## START RECORDS FOR PROCESSING
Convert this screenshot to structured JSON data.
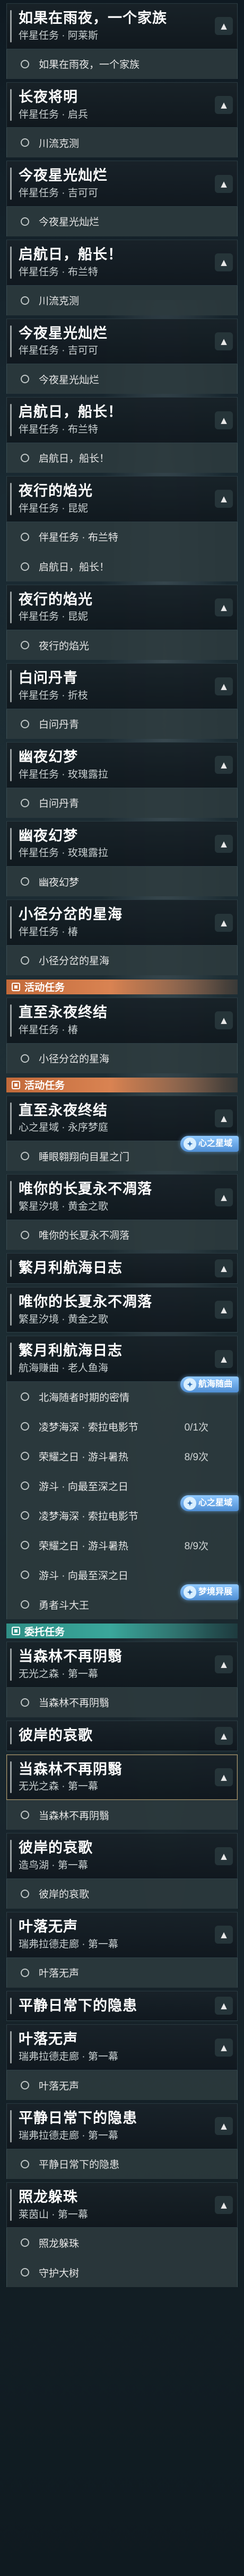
{
  "categories": {
    "event": "活动任务",
    "side": "委托任务"
  },
  "items": [
    {
      "kind": "quest",
      "title": "如果在雨夜，一个家族",
      "meta": "伴星任务 · 阿莱斯"
    },
    {
      "kind": "sub",
      "label": "如果在雨夜，一个家族"
    },
    {
      "kind": "quest",
      "title": "长夜将明",
      "meta": "伴星任务 · 启兵"
    },
    {
      "kind": "sub",
      "label": "川流克测"
    },
    {
      "kind": "quest",
      "title": "今夜星光灿烂",
      "meta": "伴星任务 · 吉可可"
    },
    {
      "kind": "sub",
      "label": "今夜星光灿烂"
    },
    {
      "kind": "quest",
      "title": "启航日，船长！",
      "meta": "伴星任务 · 布兰特"
    },
    {
      "kind": "sub",
      "label": "川流克测"
    },
    {
      "kind": "quest",
      "title": "今夜星光灿烂",
      "meta": "伴星任务 · 吉可可"
    },
    {
      "kind": "sub",
      "label": "今夜星光灿烂"
    },
    {
      "kind": "quest",
      "title": "启航日，船长！",
      "meta": "伴星任务 · 布兰特"
    },
    {
      "kind": "sub",
      "label": "启航日，船长！"
    },
    {
      "kind": "quest",
      "title": "夜行的焰光",
      "meta": "伴星任务 · 昆妮"
    },
    {
      "kind": "sub",
      "label": "伴星任务 · 布兰特"
    },
    {
      "kind": "sub",
      "label": "启航日，船长！"
    },
    {
      "kind": "quest",
      "title": "夜行的焰光",
      "meta": "伴星任务 · 昆妮"
    },
    {
      "kind": "sub",
      "label": "夜行的焰光"
    },
    {
      "kind": "quest",
      "title": "白问丹青",
      "meta": "伴星任务 · 折枝"
    },
    {
      "kind": "sub",
      "label": "白问丹青"
    },
    {
      "kind": "quest",
      "title": "幽夜幻梦",
      "meta": "伴星任务 · 玫瑰露拉"
    },
    {
      "kind": "sub",
      "label": "白问丹青"
    },
    {
      "kind": "quest",
      "title": "幽夜幻梦",
      "meta": "伴星任务 · 玫瑰露拉"
    },
    {
      "kind": "sub",
      "label": "幽夜幻梦"
    },
    {
      "kind": "quest",
      "title": "小径分岔的星海",
      "meta": "伴星任务 · 椿"
    },
    {
      "kind": "sub",
      "label": "小径分岔的星海"
    },
    {
      "kind": "category",
      "style": "event",
      "label": "活动任务"
    },
    {
      "kind": "quest",
      "title": "直至永夜终结",
      "meta": "伴星任务 · 椿"
    },
    {
      "kind": "sub",
      "label": "小径分岔的星海"
    },
    {
      "kind": "category",
      "style": "event",
      "label": "活动任务"
    },
    {
      "kind": "quest",
      "title": "直至永夜终结",
      "meta": "心之星域 · 永序梦庭"
    },
    {
      "kind": "sub",
      "label": "睡眼翱翔向目星之门",
      "badge": "心之星域"
    },
    {
      "kind": "quest",
      "title": "唯你的长夏永不凋落",
      "meta": "繁星汐境 · 黄金之歌"
    },
    {
      "kind": "sub",
      "label": "唯你的长夏永不凋落"
    },
    {
      "kind": "quest",
      "title": "繁月利航海日志",
      "meta": ""
    },
    {
      "kind": "quest",
      "title": "唯你的长夏永不凋落",
      "meta": "繁星汐境 · 黄金之歌"
    },
    {
      "kind": "quest",
      "title": "繁月利航海日志",
      "meta": "航海赚曲 · 老人鱼海"
    },
    {
      "kind": "sub",
      "label": "北海随者时期的密情",
      "badge": "航海随曲"
    },
    {
      "kind": "sub",
      "label": "凌梦海深 · 索拉电影节",
      "extra": "0/1次"
    },
    {
      "kind": "sub",
      "label": "荣耀之日 · 游斗暑热",
      "extra": "8/9次"
    },
    {
      "kind": "sub",
      "label": "游斗 · 向最至深之日"
    },
    {
      "kind": "sub",
      "label": "凌梦海深 · 索拉电影节",
      "badge": "心之星域"
    },
    {
      "kind": "sub",
      "label": "荣耀之日 · 游斗暑热",
      "extra": "8/9次"
    },
    {
      "kind": "sub",
      "label": "游斗 · 向最至深之日"
    },
    {
      "kind": "sub",
      "label": "勇者斗大王",
      "badge": "梦境异展"
    },
    {
      "kind": "category",
      "style": "side",
      "label": "委托任务"
    },
    {
      "kind": "quest",
      "title": "当森林不再阴翳",
      "meta": "无光之森 · 第一幕"
    },
    {
      "kind": "sub",
      "label": "当森林不再阴翳"
    },
    {
      "kind": "quest",
      "title": "彼岸的哀歌",
      "meta": ""
    },
    {
      "kind": "quest",
      "title": "当森林不再阴翳",
      "meta": "无光之森 · 第一幕",
      "active": true
    },
    {
      "kind": "sub",
      "label": "当森林不再阴翳"
    },
    {
      "kind": "quest",
      "title": "彼岸的哀歌",
      "meta": "造鸟湖 · 第一幕"
    },
    {
      "kind": "sub",
      "label": "彼岸的哀歌"
    },
    {
      "kind": "quest",
      "title": "叶落无声",
      "meta": "瑞弗拉德走廊 · 第一幕"
    },
    {
      "kind": "sub",
      "label": "叶落无声"
    },
    {
      "kind": "quest",
      "title": "平静日常下的隐患",
      "meta": ""
    },
    {
      "kind": "quest",
      "title": "叶落无声",
      "meta": "瑞弗拉德走廊 · 第一幕"
    },
    {
      "kind": "sub",
      "label": "叶落无声"
    },
    {
      "kind": "quest",
      "title": "平静日常下的隐患",
      "meta": "瑞弗拉德走廊 · 第一幕"
    },
    {
      "kind": "sub",
      "label": "平静日常下的隐患"
    },
    {
      "kind": "quest",
      "title": "照龙躲珠",
      "meta": "莱茵山 · 第一幕"
    },
    {
      "kind": "sub",
      "label": "照龙躲珠"
    },
    {
      "kind": "sub",
      "label": "守护大树"
    }
  ]
}
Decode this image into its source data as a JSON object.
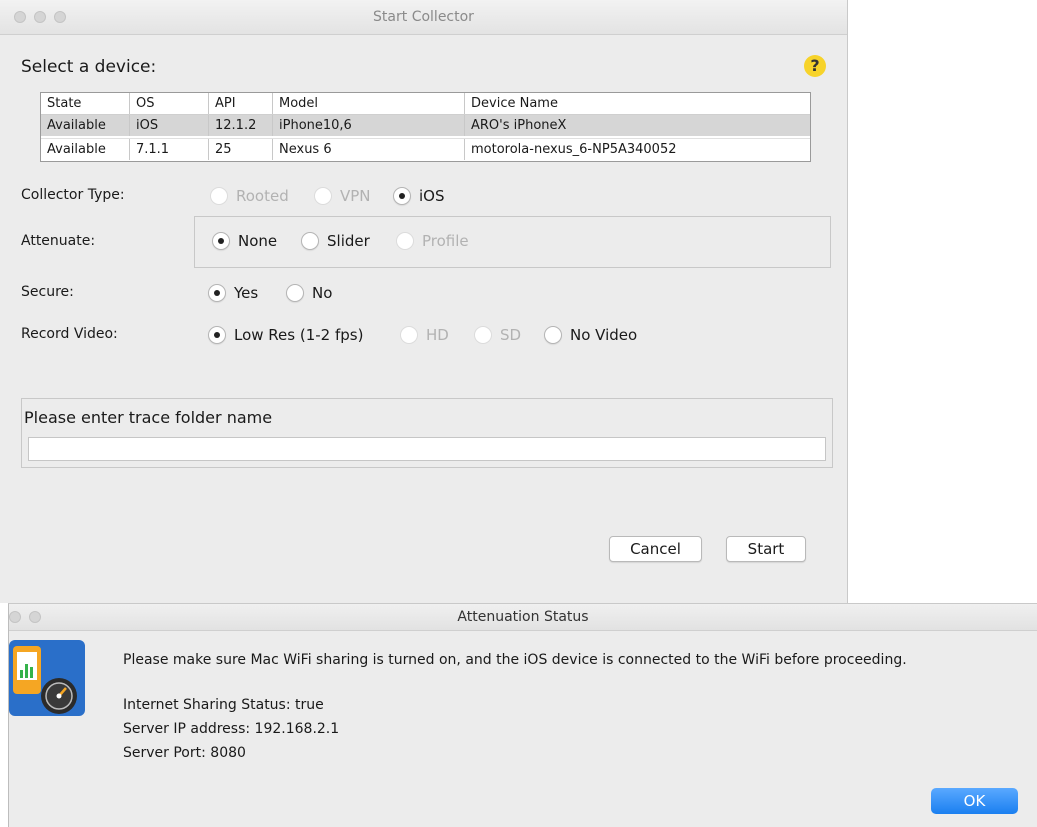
{
  "collector": {
    "title": "Start Collector",
    "select_label": "Select a device:",
    "help": "?",
    "table": {
      "columns": [
        "State",
        "OS",
        "API",
        "Model",
        "Device Name"
      ],
      "rows": [
        [
          "Available",
          "iOS",
          "12.1.2",
          "iPhone10,6",
          "ARO's iPhoneX"
        ],
        [
          "Available",
          "7.1.1",
          "25",
          "Nexus 6",
          "motorola-nexus_6-NP5A340052"
        ]
      ],
      "selected_row": 0
    },
    "collector_type": {
      "label": "Collector Type:",
      "options": [
        "Rooted",
        "VPN",
        "iOS"
      ],
      "selected": "iOS"
    },
    "attenuate": {
      "label": "Attenuate:",
      "options": [
        "None",
        "Slider",
        "Profile"
      ],
      "selected": "None"
    },
    "secure": {
      "label": "Secure:",
      "options": [
        "Yes",
        "No"
      ],
      "selected": "Yes"
    },
    "record_video": {
      "label": "Record Video:",
      "options": [
        "Low Res (1-2 fps)",
        "HD",
        "SD",
        "No Video"
      ],
      "selected": "Low Res (1-2 fps)"
    },
    "trace": {
      "label": "Please enter trace folder name",
      "value": ""
    },
    "cancel_label": "Cancel",
    "start_label": "Start"
  },
  "attenuation": {
    "title": "Attenuation Status",
    "message": "Please make sure Mac WiFi sharing is turned on, and the iOS device is connected to the WiFi before proceeding.",
    "sharing_status": "Internet Sharing Status:  true",
    "server_ip": "Server IP address:  192.168.2.1",
    "server_port": "Server Port: 8080",
    "ok_label": "OK"
  },
  "colors": {
    "window_bg": "#ececec",
    "selected_row": "#d6d6d6",
    "help_icon": "#f7d32a",
    "ok_button": "#1a7ff0",
    "app_icon_orange": "#f5a623",
    "app_icon_blue": "#2a6fc9"
  }
}
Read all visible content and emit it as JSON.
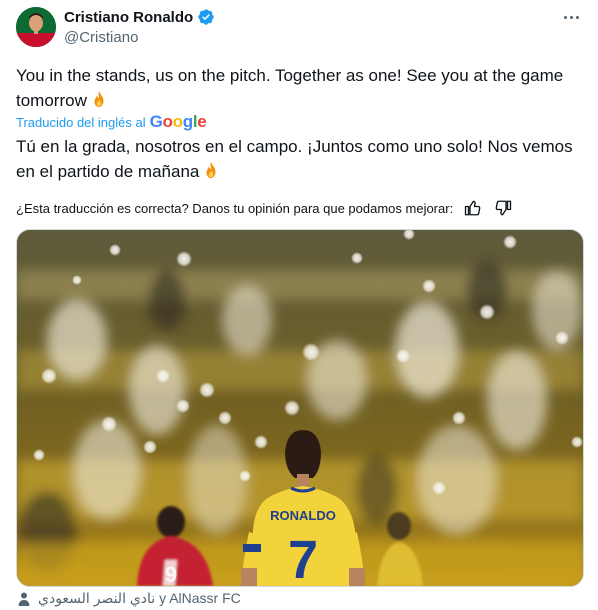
{
  "author": {
    "display_name": "Cristiano Ronaldo",
    "handle": "@Cristiano",
    "verified": true
  },
  "tweet": {
    "text": "You in the stands, us on the pitch. Together as one! See you at the game tomorrow",
    "emoji": "fire"
  },
  "translation": {
    "label": "Traducido del inglés al",
    "provider": "Google",
    "text": "Tú en la grada, nosotros en el campo. ¡Juntos como uno solo! Nos vemos en el partido de mañana",
    "feedback_prompt": "¿Esta traducción es correcta? Danos tu opinión para que podamos mejorar:"
  },
  "media": {
    "jersey_name": "RONALDO",
    "jersey_number": "7",
    "other_number": "9"
  },
  "tags": {
    "text": "نادي النصر السعودي y AlNassr FC"
  },
  "colors": {
    "accent": "#1d9bf0",
    "secondary_text": "#536471",
    "jersey_yellow": "#f6d43a",
    "jersey_blue": "#1f3f8f",
    "fire_orange": "#f4900c"
  }
}
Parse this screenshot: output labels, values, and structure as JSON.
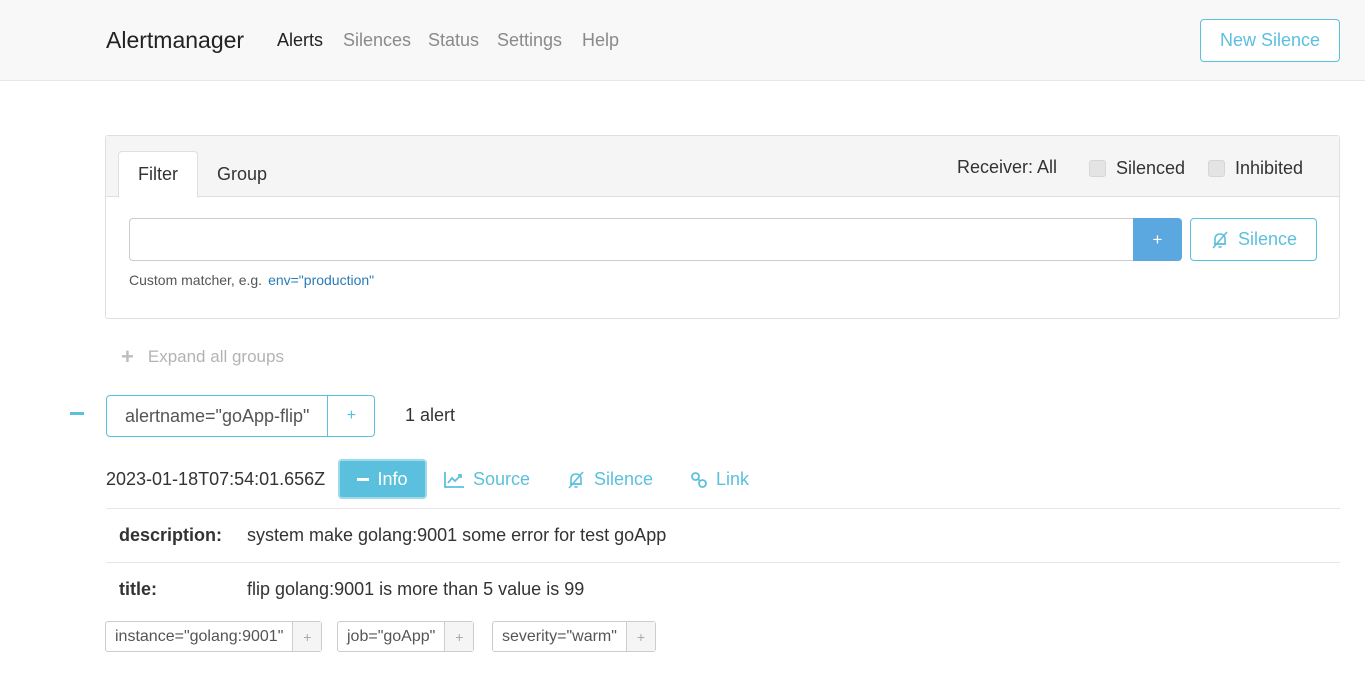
{
  "navbar": {
    "brand": "Alertmanager",
    "items": [
      {
        "label": "Alerts",
        "active": true
      },
      {
        "label": "Silences",
        "active": false
      },
      {
        "label": "Status",
        "active": false
      },
      {
        "label": "Settings",
        "active": false
      },
      {
        "label": "Help",
        "active": false
      }
    ],
    "new_silence": "New Silence"
  },
  "filter_card": {
    "tabs": [
      "Filter",
      "Group"
    ],
    "active_tab": "Filter",
    "receiver": "Receiver: All",
    "checkboxes": [
      {
        "label": "Silenced",
        "checked": false
      },
      {
        "label": "Inhibited",
        "checked": false
      }
    ],
    "input_value": "",
    "plus_label": "+",
    "silence_label": "Silence",
    "hint_text": "Custom matcher, e.g.",
    "hint_example": "env=\"production\""
  },
  "expand_all": "Expand all groups",
  "group": {
    "label": "alertname=\"goApp-flip\"",
    "plus": "+",
    "count": "1 alert"
  },
  "alert": {
    "timestamp": "2023-01-18T07:54:01.656Z",
    "info_label": "Info",
    "source_label": "Source",
    "silence_label": "Silence",
    "link_label": "Link",
    "annotations": [
      {
        "key": "description:",
        "value": "system make golang:9001 some error for test goApp"
      },
      {
        "key": "title:",
        "value": "flip golang:9001 is more than 5 value is 99"
      }
    ],
    "labels": [
      {
        "text": "instance=\"golang:9001\"",
        "plus": "+"
      },
      {
        "text": "job=\"goApp\"",
        "plus": "+"
      },
      {
        "text": "severity=\"warm\"",
        "plus": "+"
      }
    ]
  },
  "colors": {
    "accent": "#5bc0de",
    "primary": "#5ba8e0"
  }
}
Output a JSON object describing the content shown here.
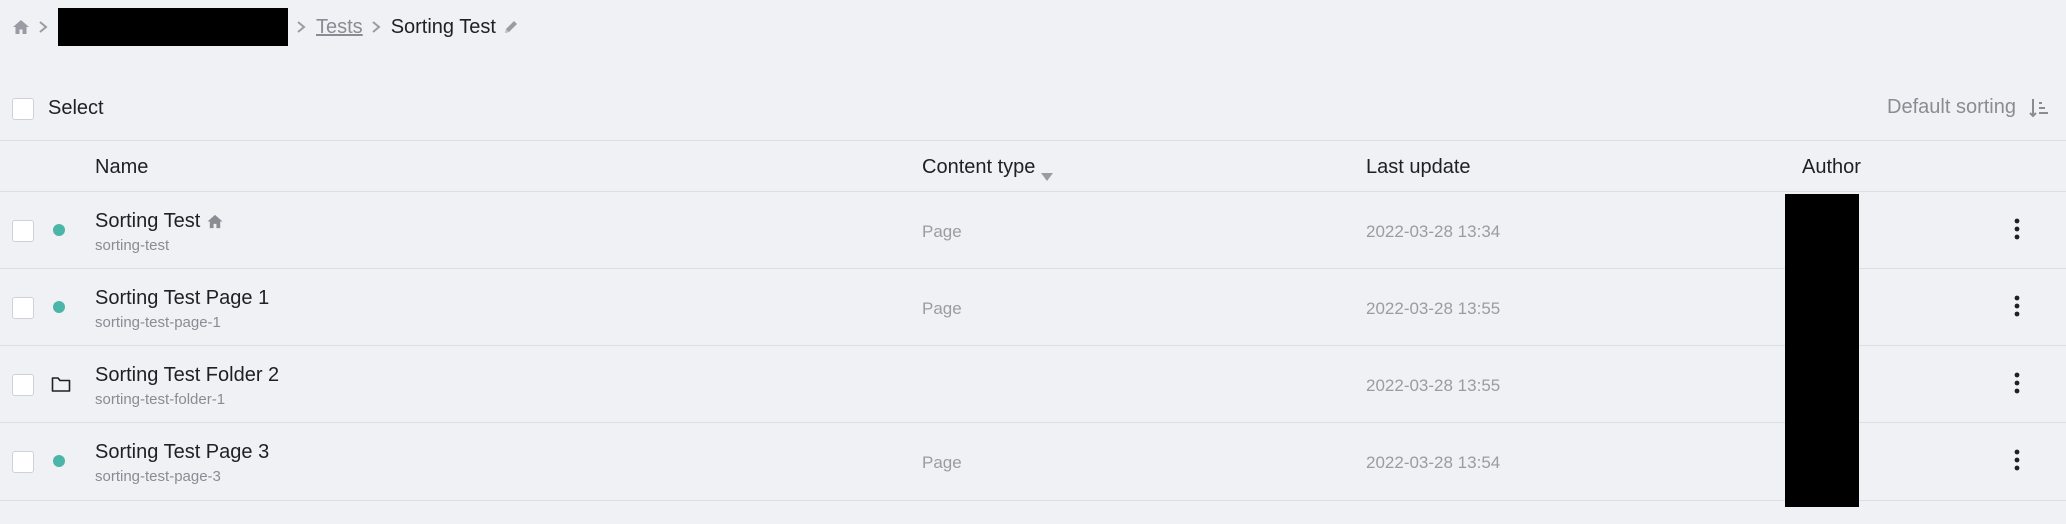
## END RECORDS FOR PROCESSING
→ BRIEF
Tell how many lines of the material above hold "Server", answering with a bare number.

→ RIGHT ANSWER
2